::: Dataset records

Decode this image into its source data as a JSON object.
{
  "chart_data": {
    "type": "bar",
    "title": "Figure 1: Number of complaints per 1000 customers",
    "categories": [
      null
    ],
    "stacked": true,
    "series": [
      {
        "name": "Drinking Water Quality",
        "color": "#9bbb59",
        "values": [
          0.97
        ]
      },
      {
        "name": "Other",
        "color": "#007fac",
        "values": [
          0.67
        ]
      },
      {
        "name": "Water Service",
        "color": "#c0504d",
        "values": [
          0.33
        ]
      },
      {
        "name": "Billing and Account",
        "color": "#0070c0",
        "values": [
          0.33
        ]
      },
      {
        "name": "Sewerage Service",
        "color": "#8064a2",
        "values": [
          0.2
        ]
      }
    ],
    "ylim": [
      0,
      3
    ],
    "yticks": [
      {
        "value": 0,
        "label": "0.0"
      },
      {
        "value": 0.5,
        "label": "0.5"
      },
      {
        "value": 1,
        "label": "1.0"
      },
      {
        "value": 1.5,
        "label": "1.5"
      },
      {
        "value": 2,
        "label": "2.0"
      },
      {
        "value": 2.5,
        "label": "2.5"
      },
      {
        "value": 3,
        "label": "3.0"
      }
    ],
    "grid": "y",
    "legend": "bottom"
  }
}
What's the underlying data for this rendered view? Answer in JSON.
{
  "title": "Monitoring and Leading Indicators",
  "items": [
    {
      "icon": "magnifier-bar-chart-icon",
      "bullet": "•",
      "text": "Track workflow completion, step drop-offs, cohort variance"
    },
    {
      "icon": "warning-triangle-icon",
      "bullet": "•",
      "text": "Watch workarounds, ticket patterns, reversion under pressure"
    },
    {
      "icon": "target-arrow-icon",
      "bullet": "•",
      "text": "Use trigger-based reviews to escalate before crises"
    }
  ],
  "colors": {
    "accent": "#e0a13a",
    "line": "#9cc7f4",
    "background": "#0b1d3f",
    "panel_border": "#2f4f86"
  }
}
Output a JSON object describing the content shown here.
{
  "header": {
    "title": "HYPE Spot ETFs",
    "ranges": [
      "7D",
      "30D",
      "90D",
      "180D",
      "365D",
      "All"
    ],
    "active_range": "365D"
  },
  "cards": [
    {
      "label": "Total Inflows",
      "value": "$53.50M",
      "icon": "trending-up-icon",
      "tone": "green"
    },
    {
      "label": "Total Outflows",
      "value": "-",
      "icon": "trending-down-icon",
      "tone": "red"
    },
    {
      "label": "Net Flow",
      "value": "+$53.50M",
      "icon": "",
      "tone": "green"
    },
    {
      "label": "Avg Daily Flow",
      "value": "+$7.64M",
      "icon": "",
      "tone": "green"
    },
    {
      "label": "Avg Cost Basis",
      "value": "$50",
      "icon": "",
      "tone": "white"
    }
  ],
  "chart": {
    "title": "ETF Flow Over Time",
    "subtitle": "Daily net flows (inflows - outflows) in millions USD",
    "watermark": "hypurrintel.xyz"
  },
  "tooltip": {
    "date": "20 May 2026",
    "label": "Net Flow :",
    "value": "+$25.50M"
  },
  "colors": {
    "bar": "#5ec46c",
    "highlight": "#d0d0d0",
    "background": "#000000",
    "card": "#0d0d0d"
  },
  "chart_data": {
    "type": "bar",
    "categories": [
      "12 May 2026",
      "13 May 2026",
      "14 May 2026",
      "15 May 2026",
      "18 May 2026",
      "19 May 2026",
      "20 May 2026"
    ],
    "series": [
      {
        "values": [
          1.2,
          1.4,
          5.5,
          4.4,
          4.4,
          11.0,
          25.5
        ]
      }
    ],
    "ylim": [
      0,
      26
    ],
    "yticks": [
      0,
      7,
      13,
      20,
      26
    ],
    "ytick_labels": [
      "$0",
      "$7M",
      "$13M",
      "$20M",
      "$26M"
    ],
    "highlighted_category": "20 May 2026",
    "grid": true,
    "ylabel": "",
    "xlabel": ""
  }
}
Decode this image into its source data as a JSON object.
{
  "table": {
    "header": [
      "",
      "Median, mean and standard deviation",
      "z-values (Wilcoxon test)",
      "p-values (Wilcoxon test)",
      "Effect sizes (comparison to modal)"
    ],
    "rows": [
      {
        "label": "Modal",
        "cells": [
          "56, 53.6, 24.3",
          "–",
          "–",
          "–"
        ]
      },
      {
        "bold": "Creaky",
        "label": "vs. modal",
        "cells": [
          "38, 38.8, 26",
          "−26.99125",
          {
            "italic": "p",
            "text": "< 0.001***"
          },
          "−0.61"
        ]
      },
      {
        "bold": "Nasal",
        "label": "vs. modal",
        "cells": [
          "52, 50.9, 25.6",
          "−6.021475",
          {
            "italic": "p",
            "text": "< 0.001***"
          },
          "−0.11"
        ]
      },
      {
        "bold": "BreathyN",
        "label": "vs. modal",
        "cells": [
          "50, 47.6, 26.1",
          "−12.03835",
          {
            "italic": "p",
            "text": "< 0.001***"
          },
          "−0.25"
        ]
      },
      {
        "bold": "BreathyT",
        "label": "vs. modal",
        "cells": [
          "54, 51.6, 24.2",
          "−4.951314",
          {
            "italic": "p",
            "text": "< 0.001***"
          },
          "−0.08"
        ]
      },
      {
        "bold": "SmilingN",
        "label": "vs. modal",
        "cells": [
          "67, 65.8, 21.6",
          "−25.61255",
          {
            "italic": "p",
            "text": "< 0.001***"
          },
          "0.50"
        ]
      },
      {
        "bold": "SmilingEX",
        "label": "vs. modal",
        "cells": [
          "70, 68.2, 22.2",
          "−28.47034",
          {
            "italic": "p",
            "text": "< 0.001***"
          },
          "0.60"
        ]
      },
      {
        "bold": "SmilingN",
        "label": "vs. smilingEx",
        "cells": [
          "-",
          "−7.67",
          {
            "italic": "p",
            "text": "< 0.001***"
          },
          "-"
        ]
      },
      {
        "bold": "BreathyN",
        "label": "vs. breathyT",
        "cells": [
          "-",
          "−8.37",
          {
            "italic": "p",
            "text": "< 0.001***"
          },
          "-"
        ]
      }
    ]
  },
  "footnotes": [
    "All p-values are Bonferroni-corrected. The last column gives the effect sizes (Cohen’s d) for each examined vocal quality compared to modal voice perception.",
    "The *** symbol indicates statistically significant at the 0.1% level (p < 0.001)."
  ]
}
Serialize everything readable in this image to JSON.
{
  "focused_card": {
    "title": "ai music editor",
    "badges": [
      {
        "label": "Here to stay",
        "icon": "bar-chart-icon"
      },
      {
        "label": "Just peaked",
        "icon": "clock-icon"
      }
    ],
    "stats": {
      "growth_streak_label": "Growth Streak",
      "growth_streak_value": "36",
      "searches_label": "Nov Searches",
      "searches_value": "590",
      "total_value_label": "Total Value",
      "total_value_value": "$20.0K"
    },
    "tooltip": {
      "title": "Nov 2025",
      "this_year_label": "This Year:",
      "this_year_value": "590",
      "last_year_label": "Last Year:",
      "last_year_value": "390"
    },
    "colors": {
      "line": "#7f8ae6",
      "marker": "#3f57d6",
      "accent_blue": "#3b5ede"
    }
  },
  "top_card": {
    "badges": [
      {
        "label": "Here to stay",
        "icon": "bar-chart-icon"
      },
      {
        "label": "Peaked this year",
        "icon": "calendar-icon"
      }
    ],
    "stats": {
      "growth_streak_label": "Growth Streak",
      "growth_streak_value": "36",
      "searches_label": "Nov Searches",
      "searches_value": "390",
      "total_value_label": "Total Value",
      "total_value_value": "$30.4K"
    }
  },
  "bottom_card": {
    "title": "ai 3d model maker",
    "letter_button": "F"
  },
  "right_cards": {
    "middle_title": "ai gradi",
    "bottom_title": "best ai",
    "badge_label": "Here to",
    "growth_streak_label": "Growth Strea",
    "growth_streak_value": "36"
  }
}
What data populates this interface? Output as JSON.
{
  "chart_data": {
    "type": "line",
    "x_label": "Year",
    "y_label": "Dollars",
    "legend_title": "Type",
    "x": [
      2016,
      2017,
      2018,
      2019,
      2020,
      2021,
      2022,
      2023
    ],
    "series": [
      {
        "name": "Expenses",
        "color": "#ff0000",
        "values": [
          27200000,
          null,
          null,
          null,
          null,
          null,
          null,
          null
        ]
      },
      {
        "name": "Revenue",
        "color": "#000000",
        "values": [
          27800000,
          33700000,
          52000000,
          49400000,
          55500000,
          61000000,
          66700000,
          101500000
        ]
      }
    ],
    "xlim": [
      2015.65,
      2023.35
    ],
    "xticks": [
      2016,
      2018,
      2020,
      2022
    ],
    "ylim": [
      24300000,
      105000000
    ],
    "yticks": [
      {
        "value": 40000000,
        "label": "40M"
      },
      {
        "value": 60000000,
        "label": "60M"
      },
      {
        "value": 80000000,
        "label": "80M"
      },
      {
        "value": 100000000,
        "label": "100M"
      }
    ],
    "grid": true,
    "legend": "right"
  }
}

::::::

== What you should do ==
Find each line in the records holding the string "trending" and show it.

== Written response ==
      "icon": "trending-up-icon",
      "icon": "trending-down-icon",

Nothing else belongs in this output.